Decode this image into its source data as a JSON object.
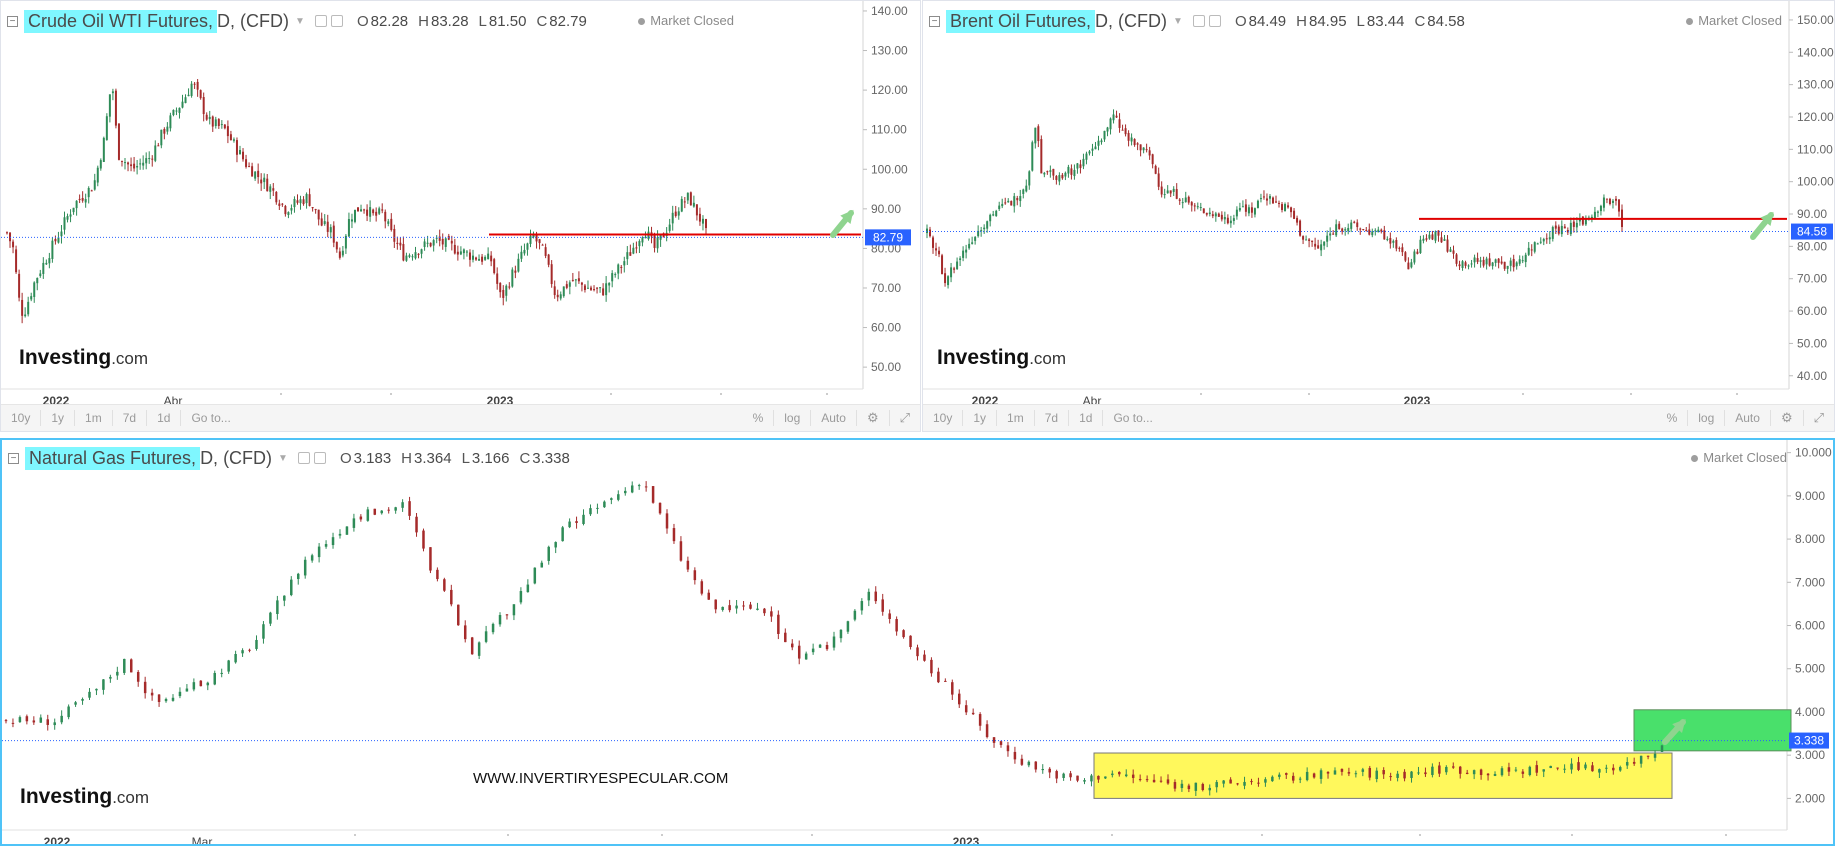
{
  "panels": {
    "wti": {
      "title": "Crude Oil WTI Futures,",
      "suffix": "D,  (CFD)",
      "ohlc": {
        "o": "82.28",
        "h": "83.28",
        "l": "81.50",
        "c": "82.79"
      },
      "market_status": "Market Closed",
      "logo_main": "Investing",
      "logo_suffix": ".com",
      "toolbar": [
        "10y",
        "1y",
        "1m",
        "7d",
        "1d",
        "Go to..."
      ],
      "toolbar_right": [
        "%",
        "log",
        "Auto"
      ]
    },
    "brent": {
      "title": "Brent Oil Futures,",
      "suffix": "D,  (CFD)",
      "ohlc": {
        "o": "84.49",
        "h": "84.95",
        "l": "83.44",
        "c": "84.58"
      },
      "market_status": "Market Closed",
      "logo_main": "Investing",
      "logo_suffix": ".com",
      "toolbar": [
        "10y",
        "1y",
        "1m",
        "7d",
        "1d",
        "Go to..."
      ],
      "toolbar_right": [
        "%",
        "log",
        "Auto"
      ]
    },
    "gas": {
      "title": "Natural Gas Futures,",
      "suffix": "D,  (CFD)",
      "ohlc": {
        "o": "3.183",
        "h": "3.364",
        "l": "3.166",
        "c": "3.338"
      },
      "market_status": "Market Closed",
      "logo_main": "Investing",
      "logo_suffix": ".com",
      "watermark": "WWW.INVERTIRYESPECULAR.COM"
    }
  },
  "colors": {
    "up": "#2e8b57",
    "down": "#a52a2a",
    "resistance": "#e00000",
    "price_tag": "#2962ff",
    "title_highlight": "#7ff7ff",
    "range_box": "#fff85c",
    "breakout_box": "#49e06b",
    "arrow": "#8fd48f"
  },
  "icons": {
    "collapse": "minus-square-icon",
    "settings": "gear-icon",
    "fullscreen": "expand-icon"
  },
  "chart_data": [
    {
      "name": "Crude Oil WTI Futures",
      "type": "candlestick",
      "x_ticks": [
        "2022",
        "Abr",
        "2023"
      ],
      "y_ticks": [
        "140.00",
        "130.00",
        "120.00",
        "110.00",
        "100.00",
        "90.00",
        "80.00",
        "70.00",
        "60.00",
        "50.00"
      ],
      "ylim": [
        47,
        141
      ],
      "last_price": 82.79,
      "resistance_level": 83.5,
      "anchors": [
        [
          0,
          84
        ],
        [
          6,
          80
        ],
        [
          12,
          67
        ],
        [
          16,
          63
        ],
        [
          28,
          72
        ],
        [
          44,
          80
        ],
        [
          66,
          91
        ],
        [
          86,
          96
        ],
        [
          96,
          107
        ],
        [
          104,
          123
        ],
        [
          110,
          104
        ],
        [
          124,
          100
        ],
        [
          142,
          103
        ],
        [
          158,
          111
        ],
        [
          176,
          118
        ],
        [
          184,
          122
        ],
        [
          200,
          112
        ],
        [
          216,
          110
        ],
        [
          238,
          101
        ],
        [
          262,
          95
        ],
        [
          276,
          90
        ],
        [
          298,
          93
        ],
        [
          312,
          86
        ],
        [
          322,
          84
        ],
        [
          330,
          78
        ],
        [
          340,
          88
        ],
        [
          352,
          91
        ],
        [
          364,
          88
        ],
        [
          372,
          89
        ],
        [
          382,
          83
        ],
        [
          394,
          78
        ],
        [
          408,
          80
        ],
        [
          426,
          82
        ],
        [
          444,
          80
        ],
        [
          462,
          78
        ],
        [
          480,
          77
        ],
        [
          490,
          67
        ],
        [
          500,
          73
        ],
        [
          512,
          79
        ],
        [
          522,
          83
        ],
        [
          532,
          79
        ],
        [
          544,
          68
        ],
        [
          560,
          72
        ],
        [
          576,
          70
        ],
        [
          590,
          69
        ],
        [
          604,
          74
        ],
        [
          618,
          79
        ],
        [
          632,
          85
        ],
        [
          642,
          80
        ],
        [
          652,
          84
        ],
        [
          664,
          90
        ],
        [
          676,
          93
        ],
        [
          684,
          89
        ],
        [
          690,
          86
        ],
        [
          694,
          82.8
        ]
      ]
    },
    {
      "name": "Brent Oil Futures",
      "type": "candlestick",
      "x_ticks": [
        "2022",
        "Abr",
        "2023"
      ],
      "y_ticks": [
        "150.00",
        "140.00",
        "130.00",
        "120.00",
        "110.00",
        "100.00",
        "90.00",
        "80.00",
        "70.00",
        "60.00",
        "50.00",
        "40.00"
      ],
      "ylim": [
        39,
        154
      ],
      "last_price": 84.58,
      "resistance_level": 88.5,
      "anchors": [
        [
          0,
          84
        ],
        [
          10,
          78
        ],
        [
          18,
          70
        ],
        [
          28,
          74
        ],
        [
          44,
          82
        ],
        [
          64,
          90
        ],
        [
          86,
          94
        ],
        [
          100,
          100
        ],
        [
          108,
          118
        ],
        [
          114,
          104
        ],
        [
          130,
          102
        ],
        [
          148,
          104
        ],
        [
          168,
          111
        ],
        [
          186,
          120
        ],
        [
          200,
          113
        ],
        [
          222,
          108
        ],
        [
          234,
          97
        ],
        [
          250,
          96
        ],
        [
          266,
          92
        ],
        [
          286,
          90
        ],
        [
          300,
          88
        ],
        [
          314,
          93
        ],
        [
          324,
          91
        ],
        [
          336,
          96
        ],
        [
          350,
          93
        ],
        [
          362,
          91
        ],
        [
          374,
          83
        ],
        [
          390,
          79
        ],
        [
          408,
          86
        ],
        [
          426,
          86
        ],
        [
          446,
          84
        ],
        [
          466,
          82
        ],
        [
          480,
          73
        ],
        [
          494,
          82
        ],
        [
          508,
          84
        ],
        [
          518,
          80
        ],
        [
          530,
          75
        ],
        [
          548,
          75
        ],
        [
          566,
          75
        ],
        [
          584,
          74
        ],
        [
          604,
          80
        ],
        [
          624,
          85
        ],
        [
          644,
          86
        ],
        [
          660,
          89
        ],
        [
          676,
          94
        ],
        [
          688,
          93
        ],
        [
          694,
          84.6
        ]
      ]
    },
    {
      "name": "Natural Gas Futures",
      "type": "candlestick",
      "x_ticks": [
        "2022",
        "Mar",
        "2023"
      ],
      "y_ticks": [
        "10.000",
        "9.000",
        "8.000",
        "7.000",
        "6.000",
        "5.000",
        "4.000",
        "3.000",
        "2.000"
      ],
      "ylim": [
        1.5,
        10.2
      ],
      "last_price": 3.338,
      "range_box": [
        2.0,
        3.05
      ],
      "breakout_box": [
        3.1,
        4.05
      ],
      "anchors": [
        [
          0,
          3.8
        ],
        [
          50,
          3.8
        ],
        [
          90,
          4.5
        ],
        [
          120,
          5.2
        ],
        [
          150,
          4.2
        ],
        [
          200,
          4.7
        ],
        [
          250,
          5.6
        ],
        [
          300,
          7.5
        ],
        [
          350,
          8.5
        ],
        [
          400,
          8.8
        ],
        [
          430,
          7.2
        ],
        [
          470,
          5.4
        ],
        [
          510,
          6.5
        ],
        [
          560,
          8.2
        ],
        [
          600,
          8.8
        ],
        [
          640,
          9.4
        ],
        [
          680,
          7.5
        ],
        [
          710,
          6.4
        ],
        [
          760,
          6.4
        ],
        [
          800,
          5.2
        ],
        [
          830,
          5.6
        ],
        [
          870,
          6.8
        ],
        [
          900,
          5.8
        ],
        [
          930,
          5.0
        ],
        [
          960,
          4.2
        ],
        [
          990,
          3.4
        ],
        [
          1020,
          2.9
        ],
        [
          1050,
          2.6
        ],
        [
          1080,
          2.4
        ],
        [
          1110,
          2.6
        ],
        [
          1150,
          2.4
        ],
        [
          1200,
          2.25
        ],
        [
          1250,
          2.4
        ],
        [
          1300,
          2.5
        ],
        [
          1350,
          2.6
        ],
        [
          1400,
          2.55
        ],
        [
          1450,
          2.7
        ],
        [
          1500,
          2.6
        ],
        [
          1550,
          2.7
        ],
        [
          1600,
          2.7
        ],
        [
          1630,
          2.8
        ],
        [
          1660,
          3.1
        ],
        [
          1668,
          3.338
        ]
      ]
    }
  ]
}
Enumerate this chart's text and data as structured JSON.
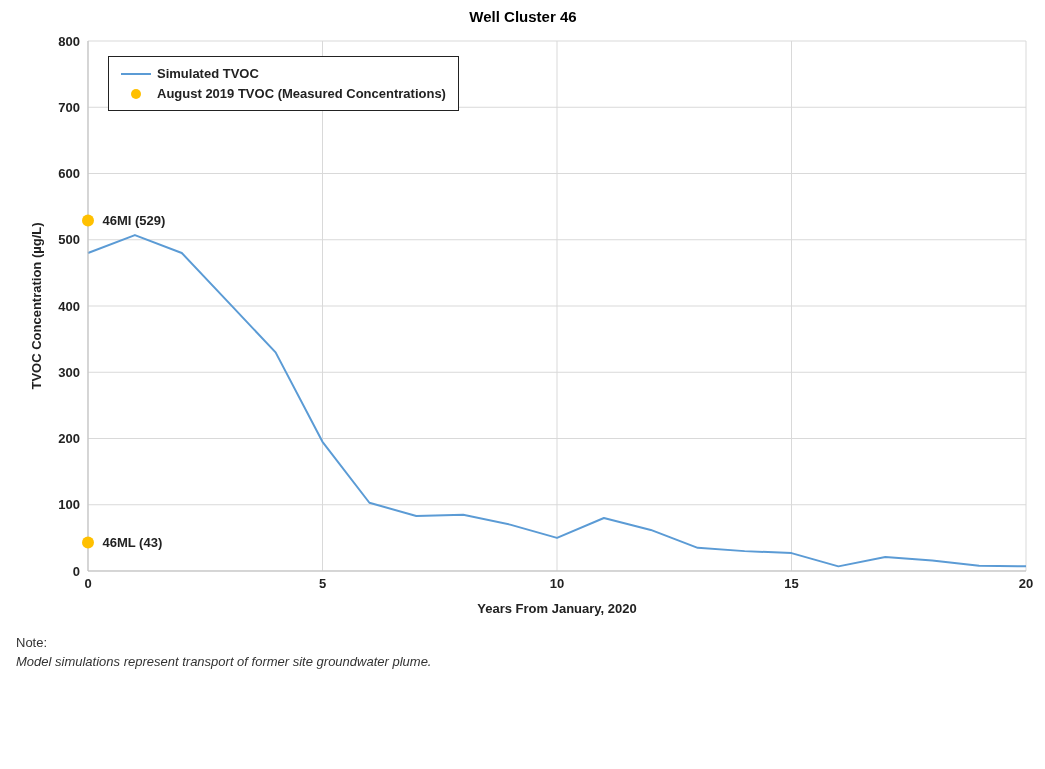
{
  "chart_data": {
    "type": "line",
    "title": "Well Cluster 46",
    "xlabel": "Years From January, 2020",
    "ylabel": "TVOC Concentration (µg/L)",
    "x": [
      0,
      1,
      2,
      3,
      4,
      5,
      6,
      7,
      8,
      9,
      10,
      11,
      12,
      13,
      14,
      15,
      16,
      17,
      18,
      19,
      20
    ],
    "series": [
      {
        "name": "Simulated TVOC",
        "color": "#5b9bd5",
        "marker": "none",
        "values": [
          480,
          507,
          480,
          405,
          330,
          195,
          103,
          83,
          85,
          70,
          50,
          80,
          62,
          35,
          30,
          27,
          7,
          21,
          16,
          8,
          7
        ]
      },
      {
        "name": "August 2019 TVOC (Measured Concentrations)",
        "type": "scatter",
        "color": "#ffc000",
        "marker": "circle",
        "x": [
          0,
          0
        ],
        "values": [
          529,
          43
        ],
        "value_labels": [
          "46MI (529)",
          "46ML (43)"
        ]
      }
    ],
    "xlim": [
      0,
      20
    ],
    "xticks": [
      0,
      5,
      10,
      15,
      20
    ],
    "ylim": [
      0,
      800
    ],
    "yticks": [
      0,
      100,
      200,
      300,
      400,
      500,
      600,
      700,
      800
    ],
    "grid": true,
    "legend": "top left",
    "line_style": "solid",
    "annotations": [
      "Note:",
      "Model simulations represent transport of former site groundwater plume."
    ]
  }
}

================

- [Your objective]: Extract, from the listing above, every line where the string "Crude" occurs.

- [Exercise output]:
      "title": "Crude Oil WTI Futures,",
      "name": "Crude Oil WTI Futures",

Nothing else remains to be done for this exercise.